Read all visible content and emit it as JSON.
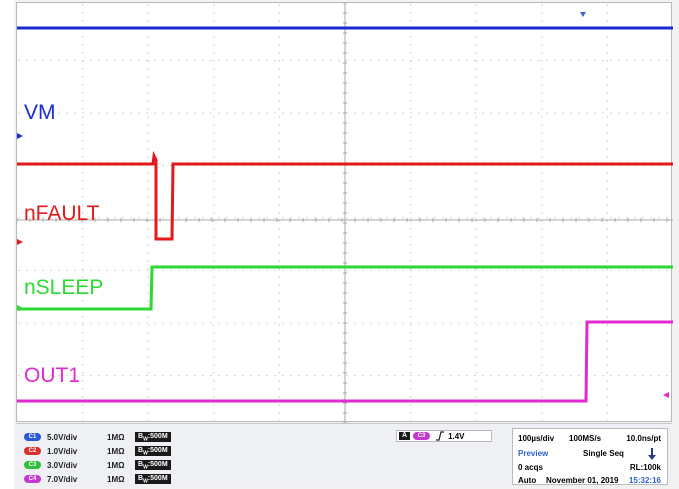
{
  "traces": [
    {
      "name": "VM",
      "color": "#1a2bd1"
    },
    {
      "name": "nFAULT",
      "color": "#e3191b"
    },
    {
      "name": "nSLEEP",
      "color": "#2ed833"
    },
    {
      "name": "OUT1",
      "color": "#e02ad0"
    }
  ],
  "channels": [
    {
      "badge": "C1",
      "scale": "5.0V/div",
      "impedance": "1MΩ",
      "bandwidth": "500M",
      "color": "#2b57d8"
    },
    {
      "badge": "C2",
      "scale": "1.0V/div",
      "impedance": "1MΩ",
      "bandwidth": "500M",
      "color": "#d93030"
    },
    {
      "badge": "C3",
      "scale": "3.0V/div",
      "impedance": "1MΩ",
      "bandwidth": "500M",
      "color": "#2fbf3a"
    },
    {
      "badge": "C4",
      "scale": "7.0V/div",
      "impedance": "1MΩ",
      "bandwidth": "500M",
      "color": "#c43ad0"
    }
  ],
  "trigger": {
    "mode_badge": "A",
    "channel_badge": "C3",
    "level": "1.4V"
  },
  "timebase": {
    "timediv": "100µs/div",
    "sample_rate": "100MS/s",
    "resolution": "10.0ns/pt",
    "status": "Preview",
    "mode": "Single Seq",
    "acqs": "0 acqs",
    "record_length": "RL:100k",
    "auto": "Auto",
    "date": "November 01, 2019",
    "time": "15:32:16"
  }
}
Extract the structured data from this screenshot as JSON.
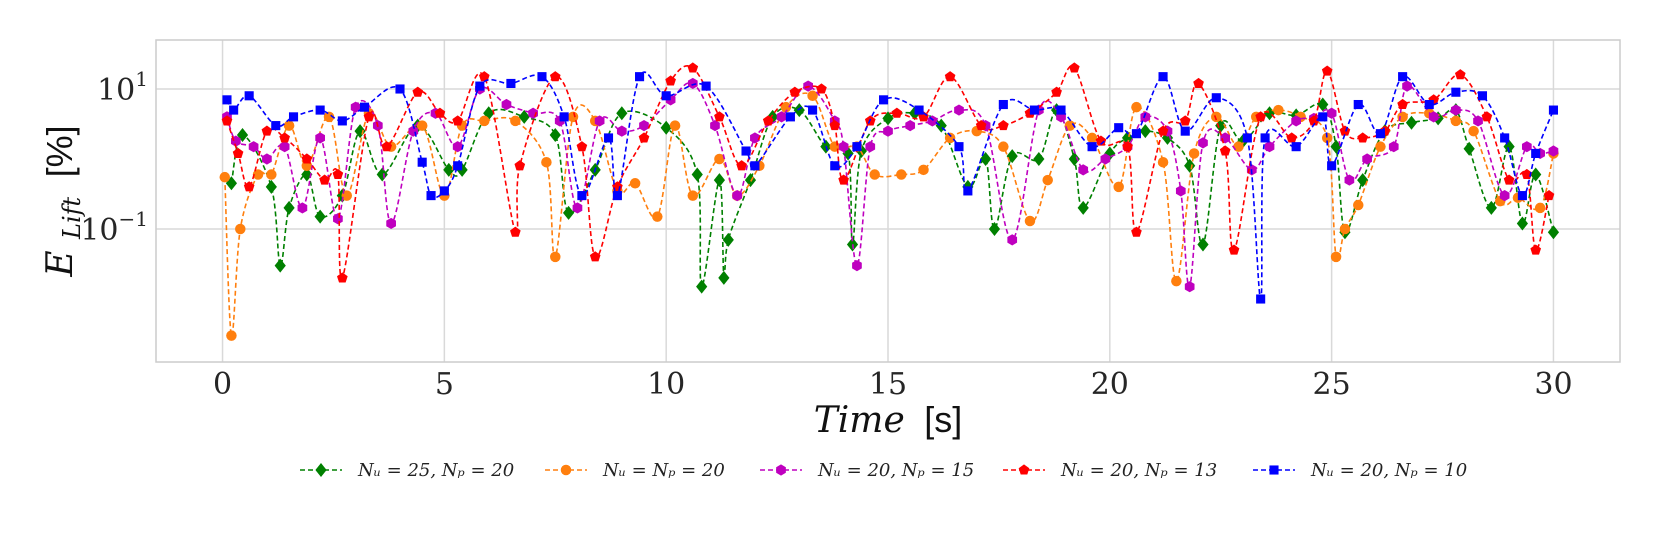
{
  "chart_data": {
    "type": "line",
    "title": "",
    "xlabel": {
      "var": "Time",
      "unit": "[s]"
    },
    "ylabel": {
      "var": "E",
      "sub": "Lift",
      "unit": "[%]"
    },
    "xlim": [
      -1.5,
      31.5
    ],
    "ylim_log10": [
      -2.9,
      1.7
    ],
    "yscale": "log",
    "grid": true,
    "legend_placement": "bottom-center",
    "xticks": [
      "0",
      "5",
      "10",
      "15",
      "20",
      "25",
      "30"
    ],
    "yticks": [
      {
        "value": 10,
        "base": "10",
        "exp": "1"
      },
      {
        "value": 0.1,
        "base": "10",
        "exp": "−1"
      }
    ],
    "series": [
      {
        "name": "N_u = 25, N_p = 20",
        "label": "Nᵤ = 25, Nₚ = 20",
        "color": "#008000",
        "marker": "diamond",
        "x": [
          0.2,
          0.45,
          1.1,
          1.3,
          1.5,
          1.9,
          2.2,
          2.7,
          3.1,
          3.6,
          4.4,
          5.1,
          5.4,
          6.0,
          6.8,
          7.5,
          7.8,
          8.4,
          9.0,
          10.0,
          10.7,
          10.8,
          11.2,
          11.3,
          11.4,
          11.9,
          12.4,
          13.0,
          13.6,
          14.1,
          14.2,
          14.4,
          15.0,
          15.6,
          16.2,
          16.8,
          17.2,
          17.4,
          17.8,
          18.4,
          18.8,
          19.2,
          19.4,
          20.0,
          20.4,
          20.8,
          21.3,
          21.8,
          22.1,
          22.5,
          23.0,
          23.6,
          24.2,
          24.8,
          25.1,
          25.3,
          25.7,
          26.2,
          26.8,
          27.4,
          27.8,
          28.1,
          28.6,
          29.0,
          29.3,
          29.6,
          30.0
        ],
        "y": [
          0.45,
          2.2,
          0.4,
          0.03,
          0.2,
          0.6,
          0.15,
          0.3,
          2.5,
          0.6,
          3.0,
          0.7,
          0.7,
          4.5,
          4.0,
          2.2,
          0.17,
          0.7,
          4.5,
          2.8,
          0.6,
          0.015,
          0.5,
          0.02,
          0.07,
          0.5,
          4.0,
          5.0,
          1.5,
          1.2,
          0.06,
          1.3,
          3.8,
          4.5,
          3.0,
          0.4,
          1.0,
          0.1,
          1.1,
          1.0,
          5.0,
          1.0,
          0.2,
          1.2,
          2.0,
          2.5,
          2.0,
          0.8,
          0.06,
          3.0,
          1.8,
          4.5,
          4.2,
          6.0,
          1.5,
          0.09,
          0.5,
          2.5,
          3.3,
          3.8,
          5.0,
          1.4,
          0.2,
          1.5,
          0.12,
          0.6,
          0.09
        ]
      },
      {
        "name": "N_u = N_p = 20",
        "label": "Nᵤ = Nₚ = 20",
        "color": "#ff7f0e",
        "marker": "circle",
        "x": [
          0.05,
          0.2,
          0.4,
          0.8,
          1.1,
          1.5,
          1.9,
          2.4,
          2.8,
          3.3,
          3.8,
          4.5,
          5.0,
          5.4,
          5.9,
          6.6,
          7.3,
          7.5,
          7.9,
          8.4,
          8.9,
          9.3,
          9.8,
          10.2,
          10.6,
          11.2,
          11.6,
          12.1,
          12.7,
          13.3,
          13.8,
          14.3,
          14.7,
          15.3,
          15.8,
          16.4,
          17.0,
          17.6,
          18.2,
          18.6,
          19.1,
          19.6,
          20.2,
          20.6,
          21.2,
          21.5,
          21.9,
          22.4,
          22.9,
          23.3,
          23.8,
          24.3,
          24.9,
          25.1,
          25.3,
          25.6,
          26.1,
          26.6,
          27.2,
          27.8,
          28.2,
          28.8,
          29.2,
          29.7,
          30.0
        ],
        "y": [
          0.55,
          0.003,
          0.1,
          0.6,
          0.6,
          3.0,
          0.8,
          4.0,
          0.3,
          4.5,
          1.5,
          3.0,
          0.3,
          3.0,
          3.5,
          3.5,
          0.9,
          0.04,
          4.0,
          3.5,
          0.35,
          0.45,
          0.15,
          3.0,
          0.3,
          1.0,
          0.3,
          0.8,
          5.5,
          8.0,
          1.5,
          1.5,
          0.6,
          0.6,
          0.7,
          2.0,
          2.5,
          1.5,
          0.13,
          0.5,
          3.0,
          2.0,
          0.4,
          5.5,
          0.9,
          0.018,
          1.2,
          4.0,
          1.5,
          4.0,
          5.0,
          4.0,
          2.0,
          0.04,
          0.1,
          0.22,
          1.5,
          4.0,
          4.5,
          3.5,
          2.5,
          0.25,
          0.28,
          0.2,
          1.2
        ]
      },
      {
        "name": "N_u = 20, N_p = 15",
        "label": "Nᵤ = 20, Nₚ = 15",
        "color": "#bf00bf",
        "marker": "hexagon",
        "x": [
          0.1,
          0.3,
          0.7,
          1.0,
          1.4,
          1.8,
          2.2,
          2.6,
          3.0,
          3.5,
          3.8,
          4.3,
          4.8,
          5.3,
          5.8,
          6.4,
          7.0,
          7.6,
          8.0,
          8.5,
          9.0,
          9.5,
          10.1,
          10.6,
          11.1,
          11.6,
          12.0,
          12.6,
          13.2,
          13.8,
          14.0,
          14.3,
          14.6,
          15.0,
          15.5,
          16.0,
          16.6,
          17.2,
          17.8,
          18.4,
          18.9,
          19.4,
          19.9,
          20.4,
          20.8,
          21.3,
          21.6,
          21.8,
          22.1,
          22.6,
          23.2,
          23.6,
          24.2,
          24.6,
          25.0,
          25.4,
          25.8,
          26.4,
          26.7,
          27.3,
          27.8,
          28.3,
          28.9,
          29.4,
          29.7,
          30.0
        ],
        "y": [
          4.0,
          1.8,
          1.5,
          1.0,
          1.5,
          0.2,
          2.0,
          0.14,
          5.5,
          3.0,
          0.12,
          2.5,
          4.5,
          1.5,
          10.0,
          6.0,
          4.5,
          3.5,
          0.2,
          3.5,
          2.5,
          3.0,
          7.0,
          12.0,
          3.0,
          0.3,
          2.0,
          4.0,
          11.0,
          3.5,
          1.5,
          0.03,
          1.5,
          2.5,
          3.0,
          3.5,
          5.0,
          3.0,
          0.07,
          5.0,
          4.0,
          0.7,
          1.0,
          1.5,
          4.0,
          2.5,
          0.35,
          0.015,
          1.7,
          2.0,
          0.7,
          1.5,
          3.5,
          3.8,
          4.5,
          0.5,
          1.0,
          1.5,
          11.0,
          4.0,
          5.0,
          3.5,
          0.3,
          1.5,
          1.2,
          1.3
        ]
      },
      {
        "name": "N_u = 20, N_p = 13",
        "label": "Nᵤ = 20, Nₚ = 13",
        "color": "#ff0000",
        "marker": "pentagon",
        "x": [
          0.1,
          0.35,
          0.6,
          1.0,
          1.4,
          1.9,
          2.3,
          2.6,
          2.7,
          3.3,
          3.7,
          4.4,
          4.9,
          5.3,
          5.9,
          6.6,
          6.7,
          7.5,
          8.1,
          8.4,
          8.9,
          9.5,
          10.1,
          10.6,
          11.2,
          11.7,
          12.3,
          12.9,
          13.5,
          13.8,
          14.0,
          14.6,
          15.2,
          15.8,
          16.4,
          17.1,
          17.6,
          18.2,
          18.8,
          19.2,
          19.8,
          20.4,
          20.6,
          21.2,
          21.7,
          22.0,
          22.6,
          22.8,
          23.4,
          24.1,
          24.6,
          24.9,
          25.3,
          25.7,
          26.2,
          26.6,
          27.3,
          27.9,
          28.5,
          29.0,
          29.4,
          29.6,
          29.9
        ],
        "y": [
          3.5,
          1.2,
          0.4,
          2.5,
          2.0,
          1.0,
          0.5,
          0.6,
          0.02,
          4.0,
          1.5,
          9.0,
          4.5,
          3.5,
          15.0,
          0.09,
          0.8,
          15.0,
          1.5,
          0.04,
          0.4,
          2.0,
          13.0,
          20.0,
          4.0,
          0.8,
          3.5,
          9.0,
          10.0,
          3.0,
          0.5,
          3.5,
          4.5,
          4.0,
          15.0,
          3.0,
          3.0,
          4.5,
          9.0,
          20.0,
          1.8,
          1.5,
          0.09,
          2.5,
          3.5,
          12.0,
          1.3,
          0.05,
          4.0,
          2.0,
          3.5,
          18.0,
          2.5,
          2.0,
          2.5,
          6.0,
          7.0,
          16.0,
          4.0,
          0.5,
          0.6,
          0.05,
          0.3
        ]
      },
      {
        "name": "N_u = 20, N_p = 10",
        "label": "Nᵤ = 20, Nₚ = 10",
        "color": "#0000ff",
        "marker": "square",
        "x": [
          0.1,
          0.25,
          0.6,
          1.2,
          1.6,
          2.2,
          2.7,
          3.2,
          4.0,
          4.5,
          4.7,
          5.0,
          5.3,
          5.8,
          6.5,
          7.2,
          7.7,
          8.1,
          8.7,
          8.9,
          9.4,
          10.0,
          10.9,
          11.8,
          12.0,
          12.8,
          13.3,
          13.8,
          14.3,
          14.9,
          15.7,
          16.6,
          16.8,
          17.6,
          18.3,
          18.9,
          19.6,
          20.2,
          20.6,
          21.2,
          21.7,
          22.4,
          23.1,
          23.4,
          23.5,
          24.2,
          24.8,
          25.0,
          25.6,
          26.1,
          26.6,
          27.2,
          27.8,
          28.4,
          28.9,
          29.3,
          29.6,
          30.0
        ],
        "y": [
          7.0,
          5.0,
          8.0,
          3.0,
          4.0,
          5.0,
          3.5,
          5.5,
          10.0,
          0.9,
          0.3,
          0.35,
          0.8,
          11.0,
          12.0,
          15.0,
          4.0,
          0.3,
          2.0,
          0.3,
          15.0,
          8.0,
          11.0,
          1.3,
          0.8,
          4.0,
          5.0,
          0.8,
          1.5,
          7.0,
          5.0,
          1.5,
          0.35,
          6.0,
          5.0,
          5.0,
          1.5,
          2.8,
          2.3,
          15.0,
          2.5,
          7.5,
          2.0,
          0.01,
          2.0,
          1.5,
          4.0,
          0.8,
          6.0,
          2.3,
          15.0,
          6.0,
          9.0,
          8.0,
          2.0,
          0.3,
          1.2,
          5.0
        ]
      }
    ]
  }
}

** Exercise description **
Of the lines in the material, how many contain the word "name"? Reply with the number and nothing else.

** The solution **
9